Out of the lines below, please list those that hold the string "Disk".

(Data records)
· · ·

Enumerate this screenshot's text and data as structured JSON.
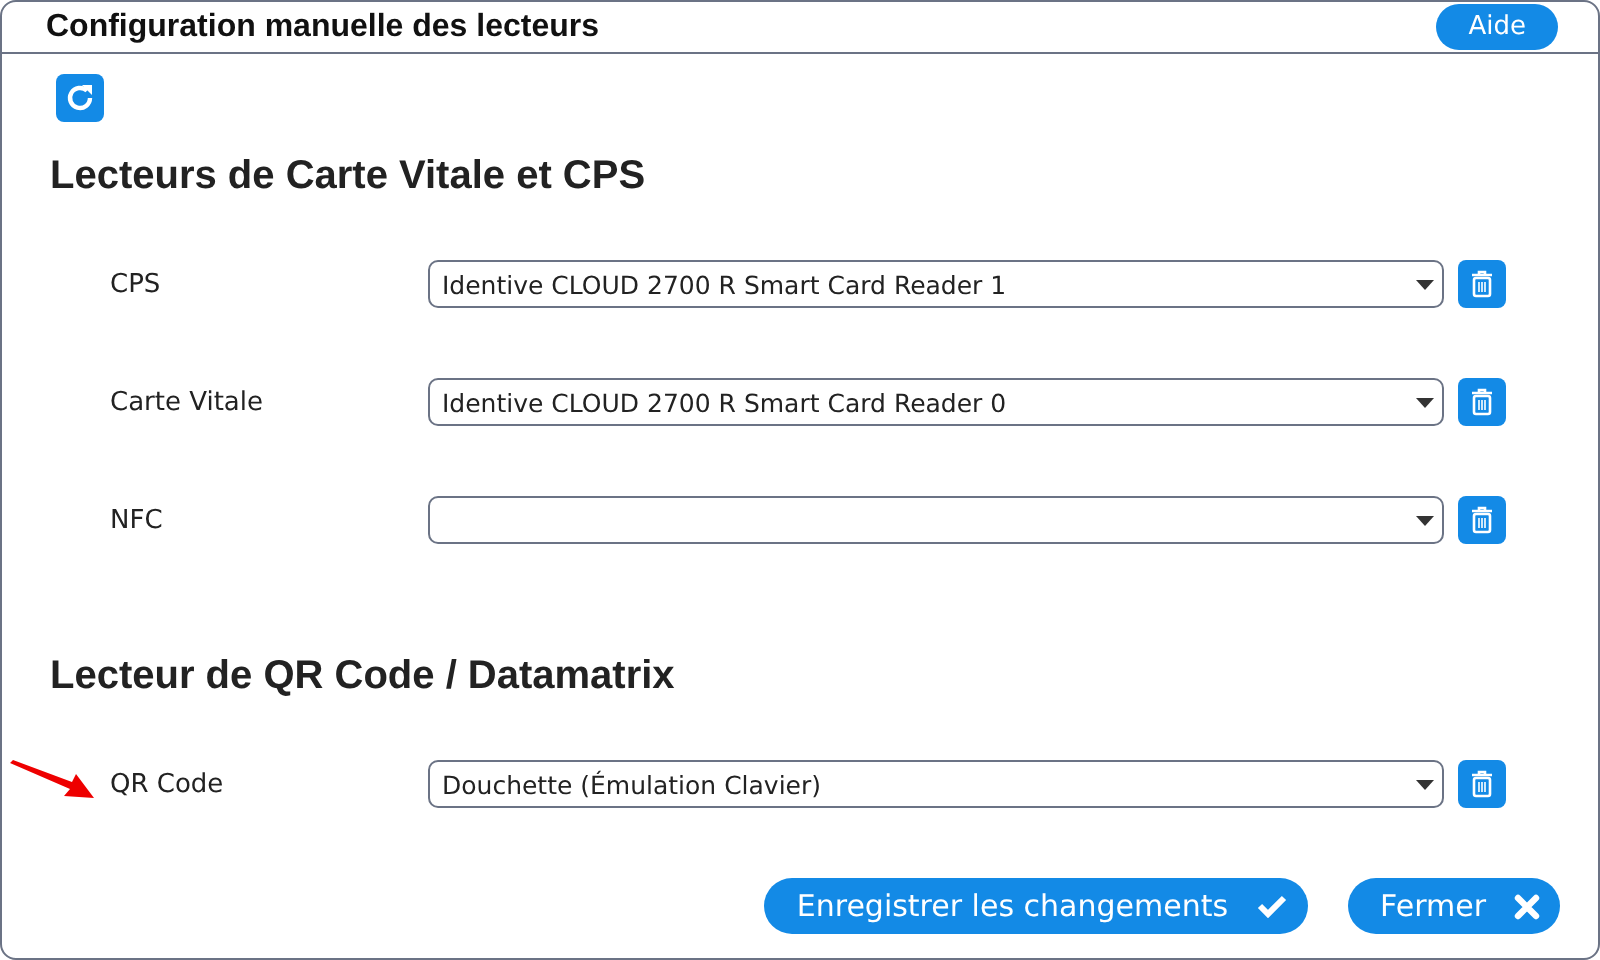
{
  "window": {
    "title": "Configuration manuelle des lecteurs",
    "help_button": "Aide"
  },
  "sections": [
    {
      "heading": "Lecteurs de Carte Vitale et CPS",
      "rows": [
        {
          "label": "CPS",
          "value": "Identive CLOUD 2700 R Smart Card Reader 1",
          "highlighted": false
        },
        {
          "label": "Carte Vitale",
          "value": "Identive CLOUD 2700 R Smart Card Reader 0",
          "highlighted": false
        },
        {
          "label": "NFC",
          "highlighted": false
        }
      ]
    },
    {
      "heading": "Lecteur de QR Code / Datamatrix",
      "rows": [
        {
          "label": "QR Code",
          "value": "Douchette (Émulation Clavier)",
          "highlighted": true
        }
      ]
    }
  ],
  "buttons": [
    {
      "label": "Enregistrer les changements",
      "kind": "save"
    },
    {
      "label": "Fermer",
      "kind": "close"
    }
  ]
}
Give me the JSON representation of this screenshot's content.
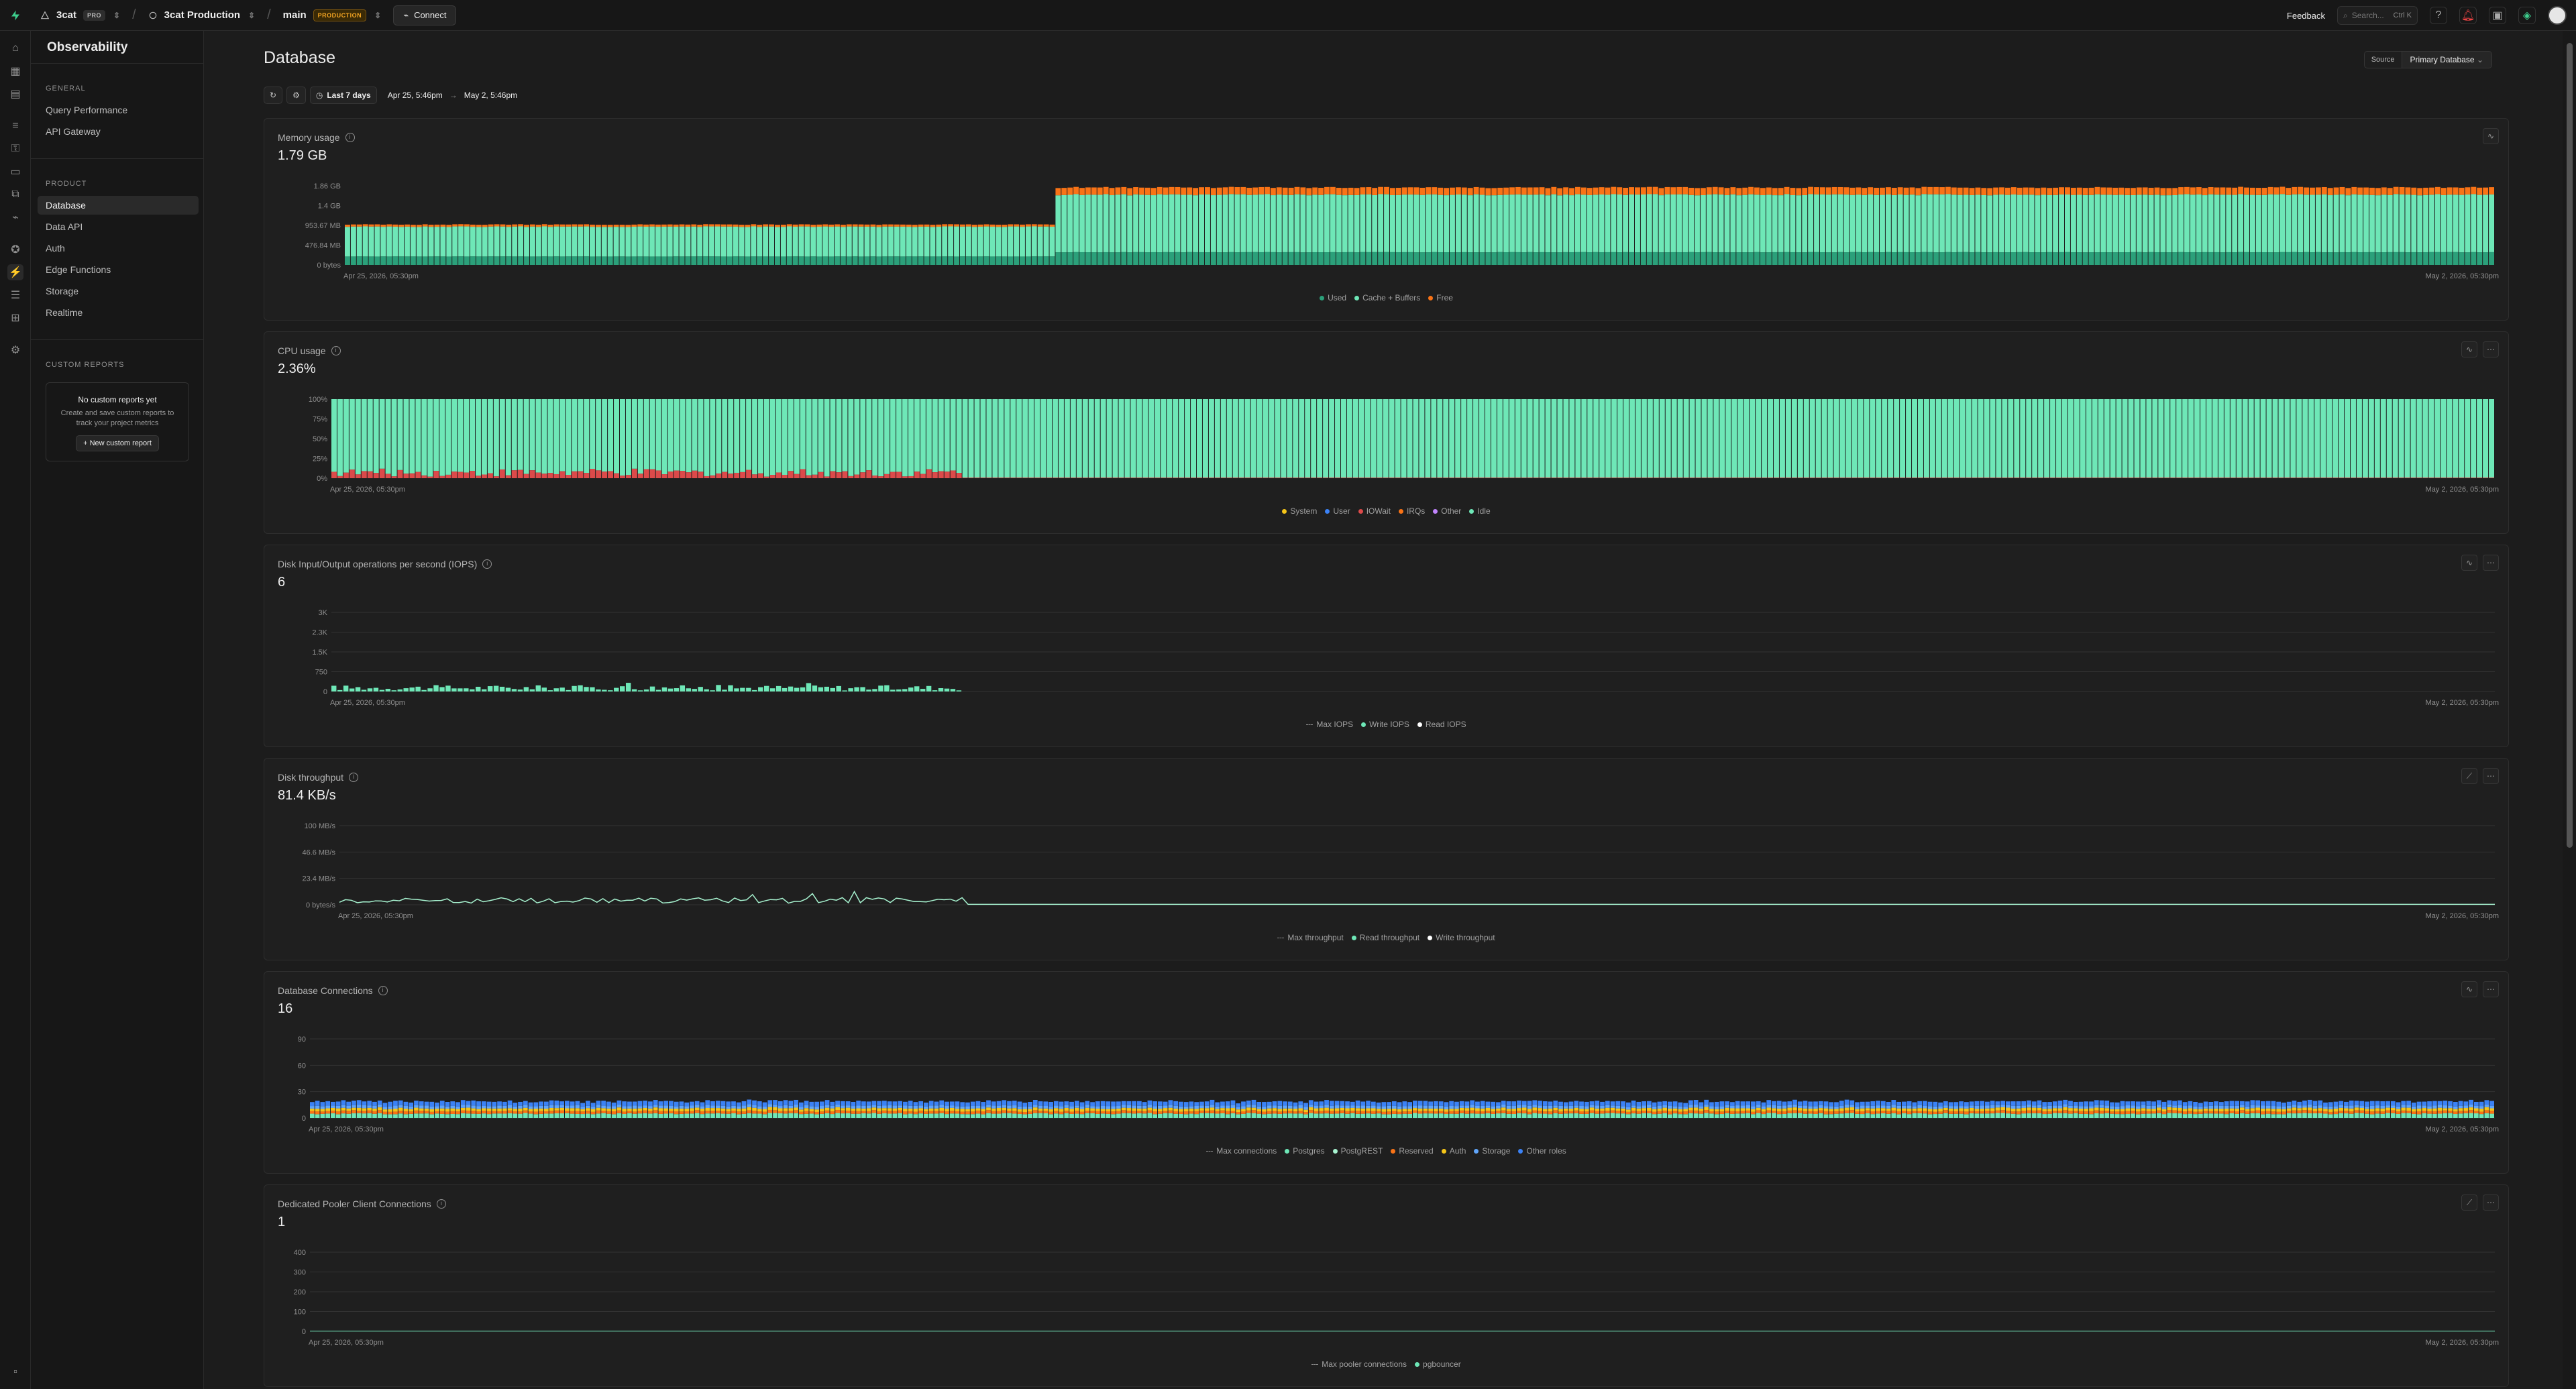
{
  "topbar": {
    "org": "3cat",
    "org_plan": "PRO",
    "project": "3cat Production",
    "branch": "main",
    "branch_badge": "PRODUCTION",
    "connect_label": "Connect",
    "feedback_label": "Feedback",
    "search_placeholder": "Search...",
    "search_shortcut": "Ctrl K"
  },
  "menu": {
    "title": "Observability",
    "general_title": "GENERAL",
    "general_items": [
      "Query Performance",
      "API Gateway"
    ],
    "product_title": "PRODUCT",
    "product_items": [
      "Database",
      "Data API",
      "Auth",
      "Edge Functions",
      "Storage",
      "Realtime"
    ],
    "active_item": "Database",
    "custom_title": "CUSTOM REPORTS",
    "empty_title": "No custom reports yet",
    "empty_desc": "Create and save custom reports to track your project metrics",
    "new_report_label": "New custom report"
  },
  "main": {
    "title": "Database",
    "range_button": "Last 7 days",
    "range_from": "Apr 25, 5:46pm",
    "range_arrow": "→",
    "range_to": "May 2, 5:46pm",
    "source_label": "Source",
    "source_value": "Primary Database"
  },
  "colors": {
    "green": "#6ee7b7",
    "green_dark": "#2ba07a",
    "orange": "#f97316",
    "red": "#dc4a4a",
    "blue": "#3b82f6",
    "yellow": "#f5c518"
  },
  "chart_data": [
    {
      "id": "memory",
      "type": "bar",
      "title": "Memory usage",
      "value": "1.79 GB",
      "y_ticks": [
        "1.86 GB",
        "1.4 GB",
        "953.67 MB",
        "476.84 MB",
        "0 bytes"
      ],
      "x_start": "Apr 25, 2026, 05:30pm",
      "x_end": "May 2, 2026, 05:30pm",
      "legend": [
        "Used",
        "Cache + Buffers",
        "Free"
      ],
      "legend_colors": [
        "#2ba07a",
        "#6ee7b7",
        "#f97316"
      ],
      "series": [
        {
          "name": "Used",
          "segments": [
            {
              "from": 0,
              "to": 0.33,
              "value_gb": 0.2
            },
            {
              "from": 0.33,
              "to": 1,
              "value_gb": 0.3
            }
          ]
        },
        {
          "name": "Cache + Buffers",
          "segments": [
            {
              "from": 0,
              "to": 0.33,
              "value_gb": 0.7
            },
            {
              "from": 0.33,
              "to": 1,
              "value_gb": 1.35
            }
          ]
        },
        {
          "name": "Free",
          "segments": [
            {
              "from": 0,
              "to": 0.33,
              "value_gb": 0.05
            },
            {
              "from": 0.33,
              "to": 1,
              "value_gb": 0.17
            }
          ]
        }
      ],
      "ylim": [
        0,
        1.86
      ]
    },
    {
      "id": "cpu",
      "type": "bar",
      "title": "CPU usage",
      "value": "2.36%",
      "y_ticks": [
        "100%",
        "75%",
        "50%",
        "25%",
        "0%"
      ],
      "x_start": "Apr 25, 2026, 05:30pm",
      "x_end": "May 2, 2026, 05:30pm",
      "legend": [
        "System",
        "User",
        "IOWait",
        "IRQs",
        "Other",
        "Idle"
      ],
      "legend_colors": [
        "#f5c518",
        "#3b82f6",
        "#dc4a4a",
        "#f97316",
        "#c084fc",
        "#6ee7b7"
      ],
      "series": [
        {
          "name": "Idle",
          "value_pct": 97.6
        },
        {
          "name": "User",
          "value_pct_range_active": [
            2,
            12
          ],
          "active_until": 0.29
        }
      ],
      "ylim": [
        0,
        100
      ]
    },
    {
      "id": "iops",
      "type": "bar",
      "title": "Disk Input/Output operations per second (IOPS)",
      "value": "6",
      "y_ticks": [
        "3K",
        "2.3K",
        "1.5K",
        "750",
        "0"
      ],
      "x_start": "Apr 25, 2026, 05:30pm",
      "x_end": "May 2, 2026, 05:30pm",
      "legend": [
        "Max IOPS",
        "Write IOPS",
        "Read IOPS"
      ],
      "legend_colors": [
        "#888888",
        "#6ee7b7",
        "#ffffff"
      ],
      "series": [
        {
          "name": "Write IOPS",
          "range": [
            40,
            320
          ],
          "active_until": 0.29
        }
      ],
      "ylim": [
        0,
        3000
      ]
    },
    {
      "id": "throughput",
      "type": "line",
      "title": "Disk throughput",
      "value": "81.4 KB/s",
      "y_ticks": [
        "100 MB/s",
        "46.6 MB/s",
        "23.4 MB/s",
        "0 bytes/s"
      ],
      "x_start": "Apr 25, 2026, 05:30pm",
      "x_end": "May 2, 2026, 05:30pm",
      "legend": [
        "Max throughput",
        "Read throughput",
        "Write throughput"
      ],
      "legend_colors": [
        "#888888",
        "#6ee7b7",
        "#ffffff"
      ],
      "series": [
        {
          "name": "Write throughput",
          "range_mbs": [
            1,
            12
          ],
          "active_until": 0.29
        }
      ],
      "ylim": [
        0,
        100
      ]
    },
    {
      "id": "connections",
      "type": "bar",
      "title": "Database Connections",
      "value": "16",
      "y_ticks": [
        "90",
        "60",
        "30",
        "0"
      ],
      "x_start": "Apr 25, 2026, 05:30pm",
      "x_end": "May 2, 2026, 05:30pm",
      "legend": [
        "Max connections",
        "Postgres",
        "PostgREST",
        "Reserved",
        "Auth",
        "Storage",
        "Other roles"
      ],
      "legend_colors": [
        "#888888",
        "#6ee7b7",
        "#a7f3d0",
        "#f97316",
        "#f5c518",
        "#60a5fa",
        "#3b82f6"
      ],
      "series": [
        {
          "name": "Postgres",
          "value": 5
        },
        {
          "name": "Reserved",
          "value": 3
        },
        {
          "name": "Auth",
          "value": 3
        },
        {
          "name": "Storage",
          "value": 3
        },
        {
          "name": "Other roles",
          "value": 5
        }
      ],
      "ylim": [
        0,
        90
      ]
    },
    {
      "id": "pooler",
      "type": "line",
      "title": "Dedicated Pooler Client Connections",
      "value": "1",
      "y_ticks": [
        "400",
        "300",
        "200",
        "100",
        "0"
      ],
      "x_start": "Apr 25, 2026, 05:30pm",
      "x_end": "May 2, 2026, 05:30pm",
      "legend": [
        "Max pooler connections",
        "pgbouncer"
      ],
      "legend_colors": [
        "#888888",
        "#6ee7b7"
      ],
      "series": [
        {
          "name": "pgbouncer",
          "value": 1
        }
      ],
      "ylim": [
        0,
        400
      ]
    }
  ]
}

· · ·

→ Response to this exercise:
      "title": "Disk Input/Output operations per second (IOPS)",
      "title": "Disk throughput",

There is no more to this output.